**EXERCISE BRIEF**
Please count the lines in the listing below where the word "Proceedings" appears. Give the number only.

**DATASET RECORDS**

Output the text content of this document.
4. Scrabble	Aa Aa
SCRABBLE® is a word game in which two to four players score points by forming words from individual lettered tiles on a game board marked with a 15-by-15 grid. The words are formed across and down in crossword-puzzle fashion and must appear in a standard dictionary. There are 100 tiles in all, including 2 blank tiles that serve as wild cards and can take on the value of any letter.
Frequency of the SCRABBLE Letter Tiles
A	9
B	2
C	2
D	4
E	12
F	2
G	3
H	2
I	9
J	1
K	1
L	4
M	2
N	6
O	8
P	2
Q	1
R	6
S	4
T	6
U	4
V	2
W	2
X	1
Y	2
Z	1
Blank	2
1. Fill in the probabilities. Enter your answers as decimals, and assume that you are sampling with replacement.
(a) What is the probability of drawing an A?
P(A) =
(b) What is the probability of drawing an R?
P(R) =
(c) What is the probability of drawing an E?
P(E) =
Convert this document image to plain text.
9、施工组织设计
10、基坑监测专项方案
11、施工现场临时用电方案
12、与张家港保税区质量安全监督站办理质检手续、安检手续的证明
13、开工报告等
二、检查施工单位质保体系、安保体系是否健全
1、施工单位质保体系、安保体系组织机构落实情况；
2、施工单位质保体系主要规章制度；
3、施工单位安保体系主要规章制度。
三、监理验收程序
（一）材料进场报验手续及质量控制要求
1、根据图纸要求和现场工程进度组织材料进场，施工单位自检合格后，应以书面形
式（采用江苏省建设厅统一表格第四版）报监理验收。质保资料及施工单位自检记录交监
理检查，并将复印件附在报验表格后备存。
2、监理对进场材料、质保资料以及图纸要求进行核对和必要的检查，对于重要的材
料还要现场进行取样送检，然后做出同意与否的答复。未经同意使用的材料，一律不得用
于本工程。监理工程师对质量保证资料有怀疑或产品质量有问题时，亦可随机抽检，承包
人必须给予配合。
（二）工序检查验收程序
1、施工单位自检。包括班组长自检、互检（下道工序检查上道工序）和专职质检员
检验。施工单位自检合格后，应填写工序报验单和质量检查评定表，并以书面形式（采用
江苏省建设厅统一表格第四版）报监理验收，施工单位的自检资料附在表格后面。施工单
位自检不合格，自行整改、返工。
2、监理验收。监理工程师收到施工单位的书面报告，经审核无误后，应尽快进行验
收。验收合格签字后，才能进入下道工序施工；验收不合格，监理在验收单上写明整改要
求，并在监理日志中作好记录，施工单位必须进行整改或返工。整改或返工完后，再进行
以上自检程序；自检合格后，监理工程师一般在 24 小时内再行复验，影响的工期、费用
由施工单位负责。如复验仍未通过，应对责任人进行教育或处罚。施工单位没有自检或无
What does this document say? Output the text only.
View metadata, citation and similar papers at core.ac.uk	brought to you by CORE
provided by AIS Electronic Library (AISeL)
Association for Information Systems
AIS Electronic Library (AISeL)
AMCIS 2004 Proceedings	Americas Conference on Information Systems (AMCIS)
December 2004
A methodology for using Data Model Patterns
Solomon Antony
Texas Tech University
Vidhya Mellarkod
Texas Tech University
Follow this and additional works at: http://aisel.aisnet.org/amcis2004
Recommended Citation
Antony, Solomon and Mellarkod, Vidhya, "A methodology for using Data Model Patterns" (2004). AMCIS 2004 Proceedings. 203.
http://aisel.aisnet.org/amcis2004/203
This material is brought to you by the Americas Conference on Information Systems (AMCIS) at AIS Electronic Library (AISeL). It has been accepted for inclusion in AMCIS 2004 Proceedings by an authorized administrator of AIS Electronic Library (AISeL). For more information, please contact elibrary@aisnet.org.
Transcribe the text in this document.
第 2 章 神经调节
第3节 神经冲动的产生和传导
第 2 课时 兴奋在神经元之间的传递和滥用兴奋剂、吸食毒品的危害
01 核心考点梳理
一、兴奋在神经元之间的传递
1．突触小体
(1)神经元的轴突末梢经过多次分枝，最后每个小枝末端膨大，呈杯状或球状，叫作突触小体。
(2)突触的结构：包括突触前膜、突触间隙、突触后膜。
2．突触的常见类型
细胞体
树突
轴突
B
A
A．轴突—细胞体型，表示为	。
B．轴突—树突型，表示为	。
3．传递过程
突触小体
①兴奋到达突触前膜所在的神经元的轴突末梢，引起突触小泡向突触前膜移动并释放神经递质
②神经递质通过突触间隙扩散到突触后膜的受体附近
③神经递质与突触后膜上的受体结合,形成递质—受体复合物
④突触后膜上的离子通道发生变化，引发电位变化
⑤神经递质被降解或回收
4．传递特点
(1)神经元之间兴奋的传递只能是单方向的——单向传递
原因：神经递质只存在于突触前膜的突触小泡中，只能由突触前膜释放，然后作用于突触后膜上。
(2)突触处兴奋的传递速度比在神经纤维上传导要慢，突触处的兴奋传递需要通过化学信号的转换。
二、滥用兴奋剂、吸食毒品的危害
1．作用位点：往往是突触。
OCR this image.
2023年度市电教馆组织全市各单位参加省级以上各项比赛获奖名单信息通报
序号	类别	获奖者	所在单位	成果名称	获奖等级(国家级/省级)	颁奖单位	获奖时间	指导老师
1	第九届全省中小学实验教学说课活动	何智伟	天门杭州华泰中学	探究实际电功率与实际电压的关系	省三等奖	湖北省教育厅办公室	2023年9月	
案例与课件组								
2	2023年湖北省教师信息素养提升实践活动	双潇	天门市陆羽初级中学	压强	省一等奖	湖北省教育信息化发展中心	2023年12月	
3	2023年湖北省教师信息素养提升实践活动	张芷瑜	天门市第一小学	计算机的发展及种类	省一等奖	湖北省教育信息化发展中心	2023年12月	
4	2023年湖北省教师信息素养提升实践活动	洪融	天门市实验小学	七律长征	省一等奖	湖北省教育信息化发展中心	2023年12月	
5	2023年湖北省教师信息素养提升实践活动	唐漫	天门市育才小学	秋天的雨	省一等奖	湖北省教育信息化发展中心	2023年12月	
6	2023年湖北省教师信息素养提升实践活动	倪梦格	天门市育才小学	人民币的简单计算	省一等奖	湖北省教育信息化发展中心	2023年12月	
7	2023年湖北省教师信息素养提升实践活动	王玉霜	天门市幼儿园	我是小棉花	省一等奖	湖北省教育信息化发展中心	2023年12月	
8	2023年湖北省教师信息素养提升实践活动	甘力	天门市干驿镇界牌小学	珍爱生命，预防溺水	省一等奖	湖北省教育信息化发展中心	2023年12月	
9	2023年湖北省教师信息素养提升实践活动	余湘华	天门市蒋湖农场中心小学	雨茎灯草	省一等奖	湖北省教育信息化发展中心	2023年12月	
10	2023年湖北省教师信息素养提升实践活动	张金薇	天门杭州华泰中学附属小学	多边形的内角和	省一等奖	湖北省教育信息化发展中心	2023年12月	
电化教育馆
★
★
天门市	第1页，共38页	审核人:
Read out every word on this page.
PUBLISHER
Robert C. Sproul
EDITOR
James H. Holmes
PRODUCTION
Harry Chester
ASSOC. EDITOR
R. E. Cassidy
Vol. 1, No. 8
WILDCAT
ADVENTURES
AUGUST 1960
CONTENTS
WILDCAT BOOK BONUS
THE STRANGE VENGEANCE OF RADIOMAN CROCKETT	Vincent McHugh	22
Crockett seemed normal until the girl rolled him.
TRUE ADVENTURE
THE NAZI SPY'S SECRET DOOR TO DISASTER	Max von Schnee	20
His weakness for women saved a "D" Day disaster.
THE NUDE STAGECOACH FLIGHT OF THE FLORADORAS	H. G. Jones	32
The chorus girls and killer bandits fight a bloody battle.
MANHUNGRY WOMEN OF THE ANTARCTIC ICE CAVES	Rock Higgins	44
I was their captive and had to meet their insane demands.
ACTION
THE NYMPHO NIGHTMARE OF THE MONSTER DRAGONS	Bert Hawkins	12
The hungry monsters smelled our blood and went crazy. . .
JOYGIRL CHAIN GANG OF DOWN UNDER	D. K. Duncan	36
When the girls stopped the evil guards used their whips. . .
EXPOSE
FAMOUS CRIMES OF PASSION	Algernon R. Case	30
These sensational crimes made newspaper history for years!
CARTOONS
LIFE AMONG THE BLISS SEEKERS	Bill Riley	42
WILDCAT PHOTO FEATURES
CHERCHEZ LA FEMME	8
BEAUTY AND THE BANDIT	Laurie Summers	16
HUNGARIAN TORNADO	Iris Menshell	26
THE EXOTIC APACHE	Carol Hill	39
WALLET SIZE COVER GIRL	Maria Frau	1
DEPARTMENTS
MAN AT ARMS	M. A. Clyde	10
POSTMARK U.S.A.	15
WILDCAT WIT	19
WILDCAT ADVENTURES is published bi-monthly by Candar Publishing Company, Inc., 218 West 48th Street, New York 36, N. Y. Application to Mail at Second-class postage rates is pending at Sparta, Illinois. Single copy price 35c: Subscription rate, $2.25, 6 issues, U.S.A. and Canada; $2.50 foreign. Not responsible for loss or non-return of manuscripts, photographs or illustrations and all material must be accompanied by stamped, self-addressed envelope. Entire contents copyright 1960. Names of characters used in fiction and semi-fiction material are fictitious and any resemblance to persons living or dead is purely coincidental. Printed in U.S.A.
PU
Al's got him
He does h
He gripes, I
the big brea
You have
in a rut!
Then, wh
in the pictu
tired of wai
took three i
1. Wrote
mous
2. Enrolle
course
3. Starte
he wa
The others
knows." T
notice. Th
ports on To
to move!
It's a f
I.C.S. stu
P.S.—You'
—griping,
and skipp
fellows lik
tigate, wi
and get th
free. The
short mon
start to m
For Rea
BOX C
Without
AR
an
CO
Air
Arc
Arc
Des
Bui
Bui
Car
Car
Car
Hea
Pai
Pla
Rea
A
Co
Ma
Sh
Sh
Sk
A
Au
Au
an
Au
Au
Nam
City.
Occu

**TASK RESPONSE**
3